» Stated goal: Wherever a line below holds the word "other", copy that line.

(Records from a dataset)
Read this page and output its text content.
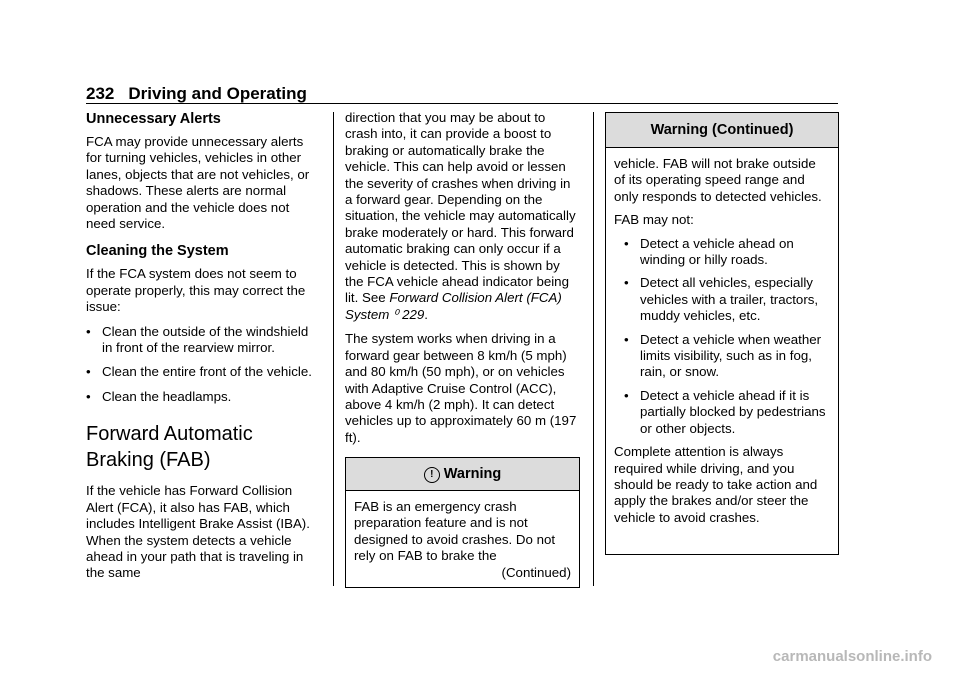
232 Driving and Operating
Unnecessary Alerts

FCA may provide unnecessary alerts for turning vehicles, vehicles in other lanes, objects that are not vehicles, or shadows. These alerts are normal operation and the vehicle does not need service.

Cleaning the System

If the FCA system does not seem to operate properly, this may correct the issue:

• Clean the outside of the windshield in front of the rearview mirror.
• Clean the entire front of the vehicle.
• Clean the headlamps.
Forward Automatic
Braking (FAB)

If the vehicle has Forward Collision Alert (FCA), it also has FAB, which includes Intelligent Brake Assist (IBA). When the system detects a vehicle ahead in your path that is traveling in the same

direction that you may be about to crash into, it can provide a boost to braking or automatically brake the vehicle. This can help avoid or lessen the severity of crashes when driving in a forward gear. Depending on the situation, the vehicle may automatically brake moderately or hard. This forward automatic braking can only occur if a vehicle is detected. This is shown by the FCA vehicle ahead indicator being lit. See Forward Collision Alert (FCA) System ⁰ 229.

The system works when driving in a forward gear between 8 km/h (5 mph) and 80 km/h (50 mph), or on vehicles with Adaptive Cruise Control (ACC), above 4 km/h (2 mph). It can detect vehicles up to approximately 60 m (197 ft).

! Warning

FAB is an emergency crash preparation feature and is not designed to avoid crashes. Do not rely on FAB to brake the

(Continued)
Warning (Continued)

vehicle. FAB will not brake outside of its operating speed range and only responds to detected vehicles.

FAB may not:

• Detect a vehicle ahead on winding or hilly roads.
• Detect all vehicles, especially vehicles with a trailer, tractors, muddy vehicles, etc.
• Detect a vehicle when weather limits visibility, such as in fog, rain, or snow.
• Detect a vehicle ahead if it is partially blocked by pedestrians or other objects.

Complete attention is always required while driving, and you should be ready to take action and apply the brakes and/or steer the vehicle to avoid crashes.

carmanualsonline.info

» Output below:
FCA may provide unnecessary alerts for turning vehicles, vehicles in other lanes, objects that are not vehicles, or shadows. These alerts are normal operation and the vehicle does not need service.
• Detect a vehicle ahead if it is partially blocked by pedestrians or other objects.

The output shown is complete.